%%

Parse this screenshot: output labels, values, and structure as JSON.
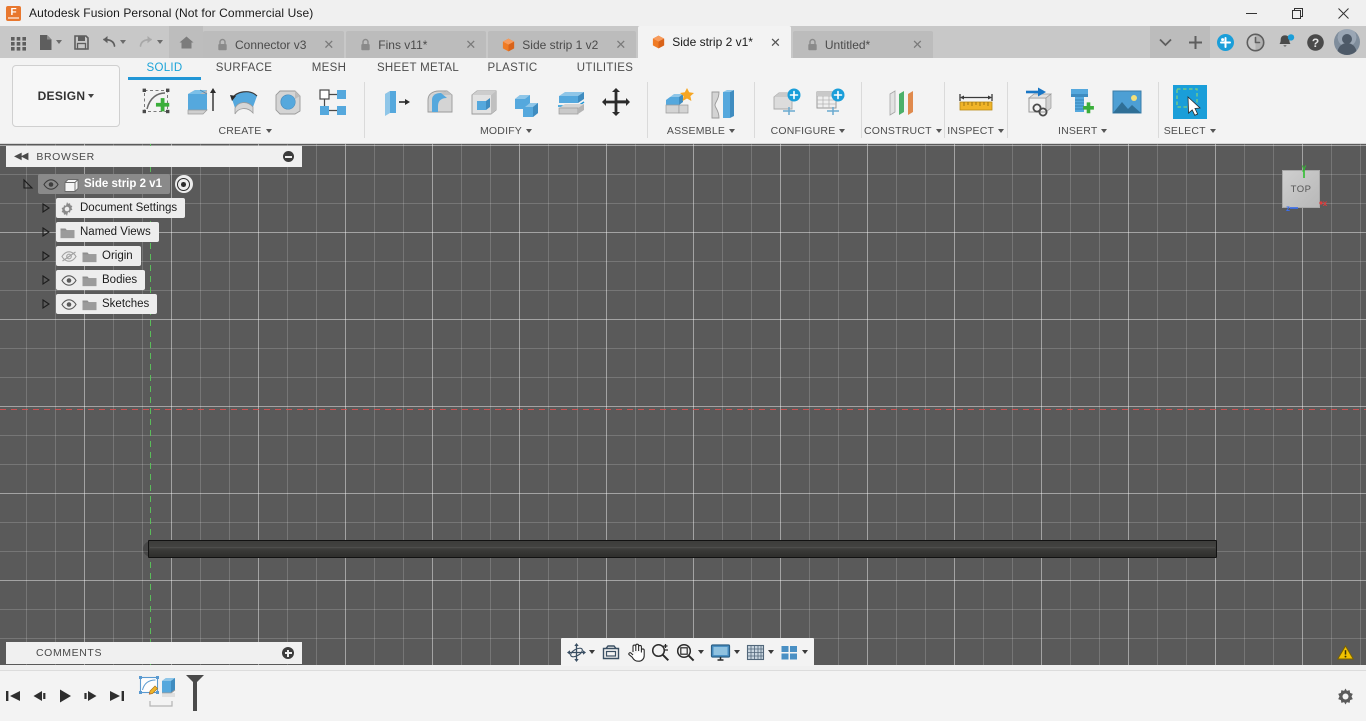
{
  "window": {
    "title": "Autodesk Fusion Personal (Not for Commercial Use)",
    "logo_icon": "fusion-logo-icon",
    "minimize_label": "Minimize",
    "maximize_label": "Restore",
    "close_label": "Close"
  },
  "quick_access": {
    "items": [
      {
        "name": "app-grid-icon",
        "label": "Show Data Panel"
      },
      {
        "name": "new-file-icon",
        "label": "File"
      },
      {
        "name": "save-icon",
        "label": "Save"
      },
      {
        "name": "undo-icon",
        "label": "Undo"
      },
      {
        "name": "redo-icon",
        "label": "Redo"
      },
      {
        "name": "home-icon",
        "label": "Home"
      }
    ]
  },
  "tabs": [
    {
      "label": "Connector v3",
      "icon": "lock-icon",
      "active": false
    },
    {
      "label": "Fins v11*",
      "icon": "lock-icon",
      "active": false
    },
    {
      "label": "Side strip 1 v2",
      "icon": "cube-icon",
      "active": false
    },
    {
      "label": "Side strip 2 v1*",
      "icon": "cube-icon",
      "active": true
    },
    {
      "label": "Untitled*",
      "icon": "lock-icon",
      "active": false
    }
  ],
  "tabstrip_right": {
    "overflow_label": "More tabs",
    "new_tab_label": "New design",
    "extensions_label": "Extensions",
    "job_status_label": "Job status",
    "notifications_label": "Notifications",
    "help_label": "Help",
    "account_label": "Account"
  },
  "ribbon": {
    "workspace": "DESIGN",
    "tabs": [
      {
        "label": "SOLID",
        "active": true
      },
      {
        "label": "SURFACE",
        "active": false
      },
      {
        "label": "MESH",
        "active": false
      },
      {
        "label": "SHEET METAL",
        "active": false
      },
      {
        "label": "PLASTIC",
        "active": false
      },
      {
        "label": "UTILITIES",
        "active": false
      }
    ],
    "groups": [
      {
        "name": "CREATE",
        "has_dropdown": true,
        "tools": [
          {
            "name": "create-sketch-icon",
            "label": "Create Sketch"
          },
          {
            "name": "extrude-icon",
            "label": "Extrude"
          },
          {
            "name": "revolve-icon",
            "label": "Revolve"
          },
          {
            "name": "sweep-icon",
            "label": "Sweep"
          },
          {
            "name": "pattern-icon",
            "label": "Pattern"
          }
        ]
      },
      {
        "name": "MODIFY",
        "has_dropdown": true,
        "tools": [
          {
            "name": "press-pull-icon",
            "label": "Press Pull"
          },
          {
            "name": "fillet-icon",
            "label": "Fillet"
          },
          {
            "name": "shell-icon",
            "label": "Shell"
          },
          {
            "name": "combine-icon",
            "label": "Combine"
          },
          {
            "name": "split-face-icon",
            "label": "Split Face"
          },
          {
            "name": "move-copy-icon",
            "label": "Move/Copy"
          }
        ]
      },
      {
        "name": "ASSEMBLE",
        "has_dropdown": true,
        "tools": [
          {
            "name": "new-component-icon",
            "label": "New Component"
          },
          {
            "name": "joint-icon",
            "label": "Joint"
          }
        ]
      },
      {
        "name": "CONFIGURE",
        "has_dropdown": true,
        "tools": [
          {
            "name": "configuration-icon",
            "label": "Create Configuration"
          },
          {
            "name": "configuration-table-icon",
            "label": "Configuration Table"
          }
        ]
      },
      {
        "name": "CONSTRUCT",
        "has_dropdown": true,
        "tools": [
          {
            "name": "offset-plane-icon",
            "label": "Offset Plane"
          }
        ]
      },
      {
        "name": "INSPECT",
        "has_dropdown": true,
        "tools": [
          {
            "name": "measure-icon",
            "label": "Measure"
          }
        ]
      },
      {
        "name": "INSERT",
        "has_dropdown": true,
        "tools": [
          {
            "name": "insert-derive-icon",
            "label": "Derive"
          },
          {
            "name": "insert-mcmaster-icon",
            "label": "Insert McMaster-Carr Component"
          },
          {
            "name": "insert-canvas-icon",
            "label": "Canvas"
          }
        ]
      },
      {
        "name": "SELECT",
        "has_dropdown": true,
        "tools": [
          {
            "name": "select-icon",
            "label": "Select"
          }
        ]
      }
    ]
  },
  "browser": {
    "header": "BROWSER",
    "collapse_icon": "collapse-left-icon",
    "minimize_icon": "minimize-panel-icon",
    "tree": [
      {
        "label": "Side strip 2 v1",
        "indent": 0,
        "twisty": "open",
        "eye": "visible",
        "icon": "component-icon",
        "root": true,
        "target_icon": "activate-component-icon"
      },
      {
        "label": "Document Settings",
        "indent": 1,
        "twisty": "closed",
        "eye": "none",
        "icon": "gear-icon"
      },
      {
        "label": "Named Views",
        "indent": 1,
        "twisty": "closed",
        "eye": "none",
        "icon": "folder-icon"
      },
      {
        "label": "Origin",
        "indent": 1,
        "twisty": "closed",
        "eye": "hidden",
        "icon": "folder-icon"
      },
      {
        "label": "Bodies",
        "indent": 1,
        "twisty": "closed",
        "eye": "visible",
        "icon": "folder-icon"
      },
      {
        "label": "Sketches",
        "indent": 1,
        "twisty": "closed",
        "eye": "visible",
        "icon": "folder-icon"
      }
    ]
  },
  "comments": {
    "header": "COMMENTS",
    "add_icon": "add-comment-icon"
  },
  "viewport": {
    "viewcube_label": "TOP",
    "axis_x_label": "x",
    "axis_y_label": "y",
    "axis_z_label": "z",
    "colors": {
      "background": "#5a5a5a",
      "axis_x": "#dc5050",
      "axis_y": "#5ac85a",
      "axis_z": "#3a6ff0",
      "body": "#3d3d3b"
    },
    "body_name": "side-strip-body"
  },
  "navbar": {
    "items": [
      {
        "name": "orbit-icon",
        "label": "Orbit",
        "dropdown": true
      },
      {
        "name": "look-at-icon",
        "label": "Look At",
        "dropdown": false
      },
      {
        "name": "pan-icon",
        "label": "Pan",
        "dropdown": false
      },
      {
        "name": "zoom-icon",
        "label": "Zoom",
        "dropdown": false
      },
      {
        "name": "zoom-window-icon",
        "label": "Fit",
        "dropdown": true
      },
      {
        "name": "display-settings-icon",
        "label": "Display Settings",
        "dropdown": true
      },
      {
        "name": "grid-snaps-icon",
        "label": "Grid and Snaps",
        "dropdown": true
      },
      {
        "name": "viewports-icon",
        "label": "Viewports",
        "dropdown": true
      }
    ],
    "warning_icon": "warning-icon"
  },
  "timeline": {
    "controls": [
      {
        "name": "go-to-beginning-icon",
        "label": "Go to beginning"
      },
      {
        "name": "step-back-icon",
        "label": "Step back"
      },
      {
        "name": "play-icon",
        "label": "Play"
      },
      {
        "name": "step-forward-icon",
        "label": "Step forward"
      },
      {
        "name": "go-to-end-icon",
        "label": "Go to end"
      }
    ],
    "features": [
      {
        "name": "sketch-feature-icon",
        "label": "Sketch"
      },
      {
        "name": "extrude-feature-icon",
        "label": "Extrude"
      }
    ],
    "marker_icon": "timeline-marker-icon",
    "settings_icon": "settings-gear-icon"
  },
  "colors": {
    "accent": "#2196d6",
    "ribbon_bg": "#f3f3f3",
    "tabstrip_bg": "#c8c8c8",
    "canvas_bg": "#5a5a5a",
    "warning": "#f2c200",
    "brand_orange": "#e8772e"
  }
}
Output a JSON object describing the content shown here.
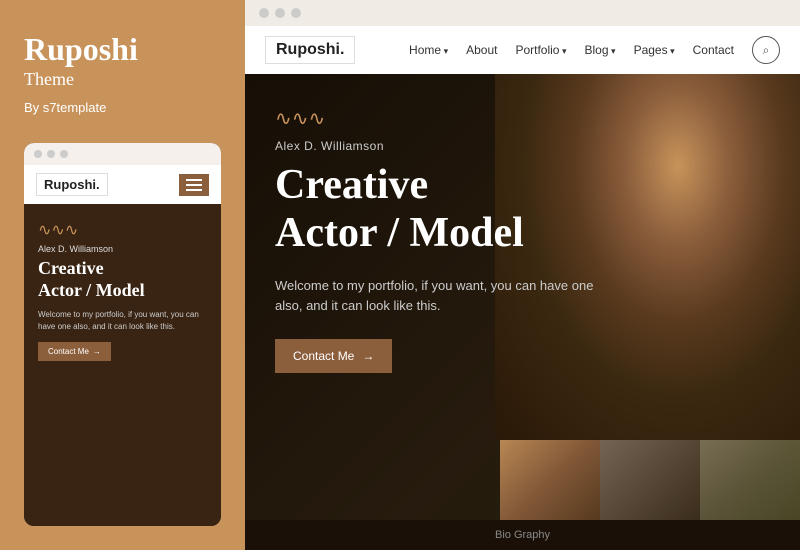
{
  "left": {
    "title": "Ruposhi",
    "subtitle": "Theme",
    "by": "By s7template",
    "mobile_logo": "Ruposhi.",
    "mobile_name": "Alex D. Williamson",
    "mobile_heading_line1": "Creative",
    "mobile_heading_line2": "Actor / Model",
    "mobile_desc": "Welcome to my portfolio, if you want, you can have one also, and it can look like this.",
    "mobile_btn": "Contact Me",
    "dots_color": "#ccc"
  },
  "right": {
    "logo": "Ruposhi.",
    "nav": {
      "items": [
        {
          "label": "Home",
          "has_arrow": true
        },
        {
          "label": "About",
          "has_arrow": false
        },
        {
          "label": "Portfolio",
          "has_arrow": true
        },
        {
          "label": "Blog",
          "has_arrow": true
        },
        {
          "label": "Pages",
          "has_arrow": true
        },
        {
          "label": "Contact",
          "has_arrow": false
        }
      ]
    },
    "hero": {
      "name": "Alex D. Williamson",
      "title_line1": "Creative",
      "title_line2": "Actor / Model",
      "description": "Welcome to my portfolio, if you want, you can have one also, and it can look like this.",
      "btn_label": "Contact Me",
      "wave": "∿∿∿"
    },
    "bottom_label": "Bio Graphy"
  }
}
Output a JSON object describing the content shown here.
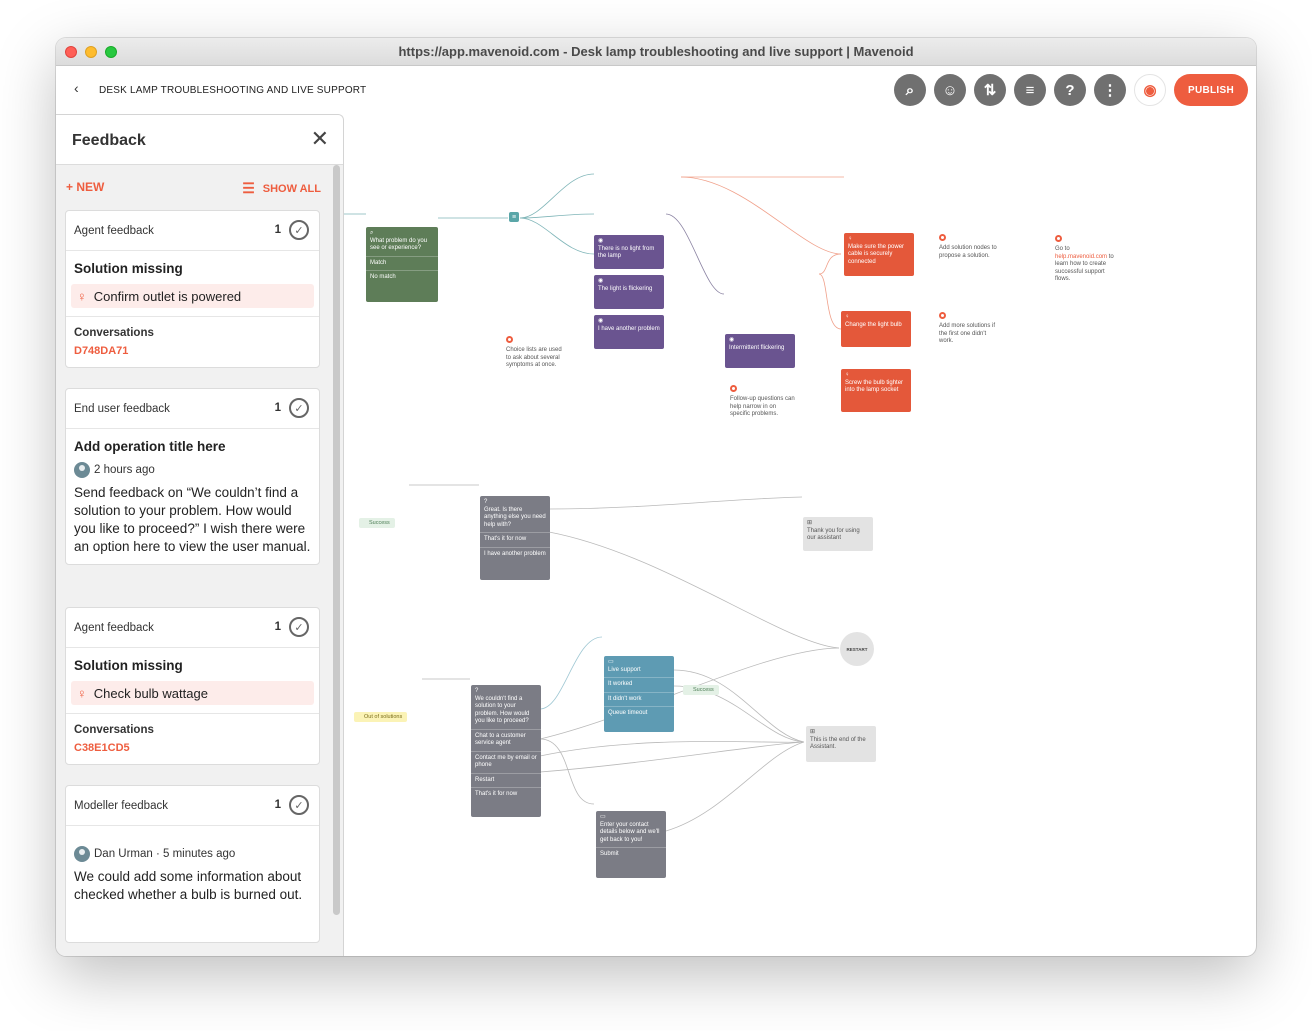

%%

# Short problem:
Pull every line containing "have" out of the records.

# Answer to the task:
    "mobile_desc": "Welcome to my portfolio, if you want, you can have one also, and it can look like this.",
      "description": "Welcome to my portfolio, if you want, you can have one also, and it can look like this.",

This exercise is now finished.